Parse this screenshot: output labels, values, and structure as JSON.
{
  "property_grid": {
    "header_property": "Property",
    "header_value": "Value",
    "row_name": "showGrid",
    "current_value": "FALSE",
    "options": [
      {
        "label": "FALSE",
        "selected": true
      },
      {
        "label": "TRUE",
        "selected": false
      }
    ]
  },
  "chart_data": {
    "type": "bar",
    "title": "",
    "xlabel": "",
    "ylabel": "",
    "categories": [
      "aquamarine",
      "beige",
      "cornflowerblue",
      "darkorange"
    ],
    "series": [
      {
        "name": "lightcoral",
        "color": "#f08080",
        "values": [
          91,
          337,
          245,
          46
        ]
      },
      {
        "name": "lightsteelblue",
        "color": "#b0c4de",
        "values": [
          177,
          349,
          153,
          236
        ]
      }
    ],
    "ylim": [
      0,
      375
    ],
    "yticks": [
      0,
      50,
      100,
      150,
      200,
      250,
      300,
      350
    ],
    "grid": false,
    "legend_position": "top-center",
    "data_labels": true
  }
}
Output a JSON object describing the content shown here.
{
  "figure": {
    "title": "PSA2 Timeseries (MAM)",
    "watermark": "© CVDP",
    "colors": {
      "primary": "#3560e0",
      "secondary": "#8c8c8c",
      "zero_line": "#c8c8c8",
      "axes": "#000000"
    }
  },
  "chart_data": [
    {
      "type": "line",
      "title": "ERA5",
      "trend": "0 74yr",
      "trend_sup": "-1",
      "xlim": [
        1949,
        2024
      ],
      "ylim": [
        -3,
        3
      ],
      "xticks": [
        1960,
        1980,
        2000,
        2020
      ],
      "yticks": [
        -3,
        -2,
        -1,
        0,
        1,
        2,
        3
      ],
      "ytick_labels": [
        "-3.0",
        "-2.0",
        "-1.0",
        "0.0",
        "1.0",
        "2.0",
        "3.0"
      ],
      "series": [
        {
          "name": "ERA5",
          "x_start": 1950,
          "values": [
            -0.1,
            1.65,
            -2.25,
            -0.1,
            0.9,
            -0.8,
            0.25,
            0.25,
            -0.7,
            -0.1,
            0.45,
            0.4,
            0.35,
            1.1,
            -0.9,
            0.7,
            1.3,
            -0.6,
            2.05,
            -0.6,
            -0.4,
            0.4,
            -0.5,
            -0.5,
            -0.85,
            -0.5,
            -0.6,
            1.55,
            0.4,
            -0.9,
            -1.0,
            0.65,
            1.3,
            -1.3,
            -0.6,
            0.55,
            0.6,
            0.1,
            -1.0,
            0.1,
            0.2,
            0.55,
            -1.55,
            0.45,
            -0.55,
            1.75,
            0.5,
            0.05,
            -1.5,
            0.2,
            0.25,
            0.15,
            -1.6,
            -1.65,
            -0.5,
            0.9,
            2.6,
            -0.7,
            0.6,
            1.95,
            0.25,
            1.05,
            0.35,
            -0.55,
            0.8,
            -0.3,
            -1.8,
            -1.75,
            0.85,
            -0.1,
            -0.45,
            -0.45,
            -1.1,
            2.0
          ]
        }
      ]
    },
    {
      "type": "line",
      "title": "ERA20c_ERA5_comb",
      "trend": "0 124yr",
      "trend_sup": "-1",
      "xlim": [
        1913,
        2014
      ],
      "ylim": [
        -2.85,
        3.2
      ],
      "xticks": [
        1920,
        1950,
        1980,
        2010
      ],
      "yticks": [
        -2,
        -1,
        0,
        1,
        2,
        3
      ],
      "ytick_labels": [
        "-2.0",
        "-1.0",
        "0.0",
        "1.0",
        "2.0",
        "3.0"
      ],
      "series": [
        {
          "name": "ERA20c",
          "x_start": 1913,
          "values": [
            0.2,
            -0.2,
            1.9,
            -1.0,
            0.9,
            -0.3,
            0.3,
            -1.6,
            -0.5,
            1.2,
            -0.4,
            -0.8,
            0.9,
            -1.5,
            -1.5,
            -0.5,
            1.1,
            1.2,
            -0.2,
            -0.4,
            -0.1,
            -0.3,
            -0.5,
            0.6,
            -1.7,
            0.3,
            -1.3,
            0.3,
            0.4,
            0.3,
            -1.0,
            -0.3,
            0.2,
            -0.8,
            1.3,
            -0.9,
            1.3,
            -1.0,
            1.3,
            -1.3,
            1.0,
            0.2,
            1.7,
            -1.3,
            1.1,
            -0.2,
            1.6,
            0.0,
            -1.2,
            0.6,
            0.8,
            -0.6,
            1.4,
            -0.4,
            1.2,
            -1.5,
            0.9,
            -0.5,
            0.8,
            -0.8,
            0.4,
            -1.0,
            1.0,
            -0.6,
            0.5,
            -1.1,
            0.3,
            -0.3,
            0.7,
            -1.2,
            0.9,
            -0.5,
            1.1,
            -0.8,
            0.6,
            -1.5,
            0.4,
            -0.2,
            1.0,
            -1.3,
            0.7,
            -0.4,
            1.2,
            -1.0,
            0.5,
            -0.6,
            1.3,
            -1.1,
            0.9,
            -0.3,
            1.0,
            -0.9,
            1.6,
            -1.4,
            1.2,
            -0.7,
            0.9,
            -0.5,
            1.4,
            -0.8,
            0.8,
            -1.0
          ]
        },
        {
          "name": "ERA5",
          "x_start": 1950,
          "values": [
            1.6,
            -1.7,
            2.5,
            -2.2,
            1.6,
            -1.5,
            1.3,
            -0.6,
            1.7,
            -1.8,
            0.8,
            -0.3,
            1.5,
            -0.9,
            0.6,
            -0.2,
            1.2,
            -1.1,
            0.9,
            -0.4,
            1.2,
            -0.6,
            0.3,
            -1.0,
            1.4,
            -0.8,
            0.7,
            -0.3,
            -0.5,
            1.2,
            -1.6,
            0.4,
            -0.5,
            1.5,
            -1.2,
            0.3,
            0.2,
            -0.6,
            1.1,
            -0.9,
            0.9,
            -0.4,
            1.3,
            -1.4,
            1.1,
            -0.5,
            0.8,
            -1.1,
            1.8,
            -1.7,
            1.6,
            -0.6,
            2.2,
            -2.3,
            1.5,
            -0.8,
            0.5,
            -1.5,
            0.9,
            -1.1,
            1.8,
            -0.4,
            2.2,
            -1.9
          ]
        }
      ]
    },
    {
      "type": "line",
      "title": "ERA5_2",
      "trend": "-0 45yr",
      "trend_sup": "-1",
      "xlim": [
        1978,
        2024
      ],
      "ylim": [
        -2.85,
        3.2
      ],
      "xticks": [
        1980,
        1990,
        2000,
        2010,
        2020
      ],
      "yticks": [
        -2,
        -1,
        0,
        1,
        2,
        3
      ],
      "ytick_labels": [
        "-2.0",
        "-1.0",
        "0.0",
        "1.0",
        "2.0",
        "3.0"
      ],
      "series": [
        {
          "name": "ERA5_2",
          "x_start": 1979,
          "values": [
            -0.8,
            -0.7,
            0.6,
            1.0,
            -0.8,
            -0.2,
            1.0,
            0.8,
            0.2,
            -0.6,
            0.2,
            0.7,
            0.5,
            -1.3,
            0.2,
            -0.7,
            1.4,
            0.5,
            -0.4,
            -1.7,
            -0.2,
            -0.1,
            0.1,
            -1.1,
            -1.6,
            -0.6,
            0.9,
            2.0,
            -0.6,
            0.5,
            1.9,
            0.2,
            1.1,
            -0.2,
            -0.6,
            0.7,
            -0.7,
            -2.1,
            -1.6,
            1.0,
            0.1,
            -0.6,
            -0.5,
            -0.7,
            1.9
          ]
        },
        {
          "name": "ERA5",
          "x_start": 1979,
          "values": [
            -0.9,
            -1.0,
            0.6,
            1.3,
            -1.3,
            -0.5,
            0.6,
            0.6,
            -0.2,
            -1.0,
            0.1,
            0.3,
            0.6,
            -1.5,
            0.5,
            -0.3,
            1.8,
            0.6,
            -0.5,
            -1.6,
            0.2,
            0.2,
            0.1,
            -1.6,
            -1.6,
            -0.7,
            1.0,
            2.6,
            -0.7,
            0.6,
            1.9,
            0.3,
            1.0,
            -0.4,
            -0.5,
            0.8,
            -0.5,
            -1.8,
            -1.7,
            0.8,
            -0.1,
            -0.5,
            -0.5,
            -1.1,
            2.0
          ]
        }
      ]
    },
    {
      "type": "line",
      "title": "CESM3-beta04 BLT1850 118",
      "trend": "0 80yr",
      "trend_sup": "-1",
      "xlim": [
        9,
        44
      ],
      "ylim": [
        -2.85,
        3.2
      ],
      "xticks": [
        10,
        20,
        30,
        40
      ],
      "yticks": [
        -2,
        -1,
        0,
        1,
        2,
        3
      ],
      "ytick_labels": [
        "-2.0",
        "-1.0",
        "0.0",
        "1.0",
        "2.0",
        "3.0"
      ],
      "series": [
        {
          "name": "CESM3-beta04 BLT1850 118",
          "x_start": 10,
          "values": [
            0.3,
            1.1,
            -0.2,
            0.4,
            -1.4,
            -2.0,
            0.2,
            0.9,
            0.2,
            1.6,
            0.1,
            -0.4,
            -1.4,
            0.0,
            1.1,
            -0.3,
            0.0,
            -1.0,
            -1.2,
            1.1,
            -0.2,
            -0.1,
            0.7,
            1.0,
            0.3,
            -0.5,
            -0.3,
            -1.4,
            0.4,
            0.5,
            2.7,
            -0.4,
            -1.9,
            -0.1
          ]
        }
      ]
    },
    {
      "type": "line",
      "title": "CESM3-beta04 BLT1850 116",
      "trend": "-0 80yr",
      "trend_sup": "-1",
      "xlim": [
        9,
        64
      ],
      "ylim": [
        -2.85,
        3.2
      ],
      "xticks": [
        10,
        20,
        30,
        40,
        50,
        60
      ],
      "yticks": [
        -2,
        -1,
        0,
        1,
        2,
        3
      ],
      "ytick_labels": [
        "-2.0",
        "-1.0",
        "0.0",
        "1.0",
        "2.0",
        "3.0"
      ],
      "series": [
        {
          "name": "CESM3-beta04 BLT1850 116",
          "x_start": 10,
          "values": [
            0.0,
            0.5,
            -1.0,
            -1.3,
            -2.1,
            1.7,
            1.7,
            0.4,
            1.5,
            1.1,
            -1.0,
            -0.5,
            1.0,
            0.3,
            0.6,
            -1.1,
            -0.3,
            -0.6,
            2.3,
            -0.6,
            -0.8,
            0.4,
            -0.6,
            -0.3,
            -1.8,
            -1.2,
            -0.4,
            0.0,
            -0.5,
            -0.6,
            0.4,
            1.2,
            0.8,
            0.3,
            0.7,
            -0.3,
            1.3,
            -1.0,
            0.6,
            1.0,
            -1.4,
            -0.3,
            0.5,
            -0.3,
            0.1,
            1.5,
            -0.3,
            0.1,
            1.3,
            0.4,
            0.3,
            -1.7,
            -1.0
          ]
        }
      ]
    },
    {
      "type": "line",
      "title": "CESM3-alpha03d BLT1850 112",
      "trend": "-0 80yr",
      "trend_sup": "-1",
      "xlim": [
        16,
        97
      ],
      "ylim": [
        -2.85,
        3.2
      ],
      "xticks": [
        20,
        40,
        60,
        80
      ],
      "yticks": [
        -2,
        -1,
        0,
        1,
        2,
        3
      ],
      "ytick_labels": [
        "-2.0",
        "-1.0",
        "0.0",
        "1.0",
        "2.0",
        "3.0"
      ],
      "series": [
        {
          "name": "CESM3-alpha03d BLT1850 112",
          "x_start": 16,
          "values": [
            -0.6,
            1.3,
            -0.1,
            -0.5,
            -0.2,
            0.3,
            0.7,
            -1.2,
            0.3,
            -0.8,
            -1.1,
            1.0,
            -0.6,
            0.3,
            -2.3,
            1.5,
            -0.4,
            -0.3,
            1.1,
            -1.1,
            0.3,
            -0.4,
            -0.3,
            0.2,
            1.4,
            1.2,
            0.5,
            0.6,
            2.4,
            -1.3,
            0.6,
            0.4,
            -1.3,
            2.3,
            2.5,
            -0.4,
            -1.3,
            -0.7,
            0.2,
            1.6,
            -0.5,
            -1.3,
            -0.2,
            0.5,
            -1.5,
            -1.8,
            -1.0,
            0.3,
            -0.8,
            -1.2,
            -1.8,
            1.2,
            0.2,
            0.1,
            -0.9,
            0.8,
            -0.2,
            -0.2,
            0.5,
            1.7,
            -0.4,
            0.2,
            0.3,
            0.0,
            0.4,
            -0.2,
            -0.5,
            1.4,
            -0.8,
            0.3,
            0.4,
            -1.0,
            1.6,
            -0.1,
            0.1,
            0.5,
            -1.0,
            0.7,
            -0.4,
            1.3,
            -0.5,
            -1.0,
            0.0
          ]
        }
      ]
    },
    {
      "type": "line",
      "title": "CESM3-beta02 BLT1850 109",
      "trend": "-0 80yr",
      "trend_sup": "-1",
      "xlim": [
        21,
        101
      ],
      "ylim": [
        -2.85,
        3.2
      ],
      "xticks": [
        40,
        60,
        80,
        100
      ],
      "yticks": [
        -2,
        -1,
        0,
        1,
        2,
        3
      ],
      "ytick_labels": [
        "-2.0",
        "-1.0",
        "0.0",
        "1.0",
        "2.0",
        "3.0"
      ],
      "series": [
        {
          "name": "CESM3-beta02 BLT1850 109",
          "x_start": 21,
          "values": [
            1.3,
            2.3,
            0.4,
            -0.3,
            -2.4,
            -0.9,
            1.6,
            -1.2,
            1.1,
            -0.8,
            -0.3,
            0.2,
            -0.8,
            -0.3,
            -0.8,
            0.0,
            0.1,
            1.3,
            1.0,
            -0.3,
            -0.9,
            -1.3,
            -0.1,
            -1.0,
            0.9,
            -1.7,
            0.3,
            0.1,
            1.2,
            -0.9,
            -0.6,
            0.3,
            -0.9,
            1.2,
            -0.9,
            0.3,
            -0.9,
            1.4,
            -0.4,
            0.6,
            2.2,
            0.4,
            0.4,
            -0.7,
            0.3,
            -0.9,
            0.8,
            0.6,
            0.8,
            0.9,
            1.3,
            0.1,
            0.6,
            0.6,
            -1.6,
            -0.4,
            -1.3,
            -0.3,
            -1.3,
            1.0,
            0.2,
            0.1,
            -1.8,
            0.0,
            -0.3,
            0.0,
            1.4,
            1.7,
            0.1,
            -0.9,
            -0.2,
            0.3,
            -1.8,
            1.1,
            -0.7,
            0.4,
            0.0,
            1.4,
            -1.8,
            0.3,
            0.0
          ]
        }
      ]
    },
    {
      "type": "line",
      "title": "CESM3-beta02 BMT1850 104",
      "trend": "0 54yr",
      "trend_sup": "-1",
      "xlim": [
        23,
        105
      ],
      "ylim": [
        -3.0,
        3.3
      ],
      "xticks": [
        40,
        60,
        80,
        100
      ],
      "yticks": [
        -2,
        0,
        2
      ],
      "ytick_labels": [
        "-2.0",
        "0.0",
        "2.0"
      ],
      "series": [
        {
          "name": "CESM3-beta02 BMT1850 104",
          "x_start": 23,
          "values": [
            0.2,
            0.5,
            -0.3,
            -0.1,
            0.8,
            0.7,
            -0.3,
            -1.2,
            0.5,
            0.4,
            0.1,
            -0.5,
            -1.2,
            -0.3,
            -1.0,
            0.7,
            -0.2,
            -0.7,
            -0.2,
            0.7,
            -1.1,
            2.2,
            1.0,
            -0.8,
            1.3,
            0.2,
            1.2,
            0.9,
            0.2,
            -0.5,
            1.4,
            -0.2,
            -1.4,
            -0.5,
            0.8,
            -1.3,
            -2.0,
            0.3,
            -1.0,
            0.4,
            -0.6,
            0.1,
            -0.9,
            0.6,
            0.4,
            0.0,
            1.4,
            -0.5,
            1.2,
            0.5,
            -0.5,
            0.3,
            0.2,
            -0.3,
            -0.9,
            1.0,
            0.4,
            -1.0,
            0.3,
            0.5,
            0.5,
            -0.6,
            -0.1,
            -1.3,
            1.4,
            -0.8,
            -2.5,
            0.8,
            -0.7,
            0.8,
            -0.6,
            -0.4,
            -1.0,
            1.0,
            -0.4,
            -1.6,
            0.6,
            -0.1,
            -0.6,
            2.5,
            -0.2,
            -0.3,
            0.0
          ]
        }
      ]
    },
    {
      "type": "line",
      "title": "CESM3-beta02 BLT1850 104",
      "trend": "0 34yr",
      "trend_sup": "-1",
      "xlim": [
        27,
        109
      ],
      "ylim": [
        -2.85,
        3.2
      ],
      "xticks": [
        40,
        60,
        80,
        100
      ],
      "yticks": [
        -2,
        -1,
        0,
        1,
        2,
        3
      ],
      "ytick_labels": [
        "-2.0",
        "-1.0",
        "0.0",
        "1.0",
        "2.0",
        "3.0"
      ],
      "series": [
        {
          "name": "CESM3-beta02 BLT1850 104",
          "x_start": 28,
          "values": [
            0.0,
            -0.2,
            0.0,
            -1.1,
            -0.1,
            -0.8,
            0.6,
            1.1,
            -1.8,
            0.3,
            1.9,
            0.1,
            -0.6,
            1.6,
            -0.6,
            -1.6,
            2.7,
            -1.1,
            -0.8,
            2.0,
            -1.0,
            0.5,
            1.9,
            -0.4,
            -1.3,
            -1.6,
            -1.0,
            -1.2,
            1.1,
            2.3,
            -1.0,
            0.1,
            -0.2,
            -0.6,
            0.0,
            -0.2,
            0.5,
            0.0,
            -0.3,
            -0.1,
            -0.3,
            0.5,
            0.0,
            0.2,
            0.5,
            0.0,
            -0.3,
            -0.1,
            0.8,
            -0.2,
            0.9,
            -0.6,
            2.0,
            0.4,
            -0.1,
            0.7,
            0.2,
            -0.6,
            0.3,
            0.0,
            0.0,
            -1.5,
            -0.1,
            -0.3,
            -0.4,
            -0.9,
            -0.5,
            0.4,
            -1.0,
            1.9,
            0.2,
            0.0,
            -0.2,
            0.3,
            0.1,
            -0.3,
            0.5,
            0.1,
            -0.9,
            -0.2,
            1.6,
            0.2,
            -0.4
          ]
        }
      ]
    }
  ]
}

● ● ● ● ●

Given instruction — From the data above, copy each line that holds "title".

Complete response —
    "title": "",
    "title": "PSA2 Timeseries (MAM)",
      "title": "ERA5",
      "title": "ERA20c_ERA5_comb",
      "title": "ERA5_2",
      "title": "CESM3-beta04 BLT1850 118",
      "title": "CESM3-beta04 BLT1850 116",
      "title": "CESM3-alpha03d BLT1850 112",
      "title": "CESM3-beta02 BLT1850 109",
      "title": "CESM3-beta02 BMT1850 104",
      "title": "CESM3-beta02 BLT1850 104",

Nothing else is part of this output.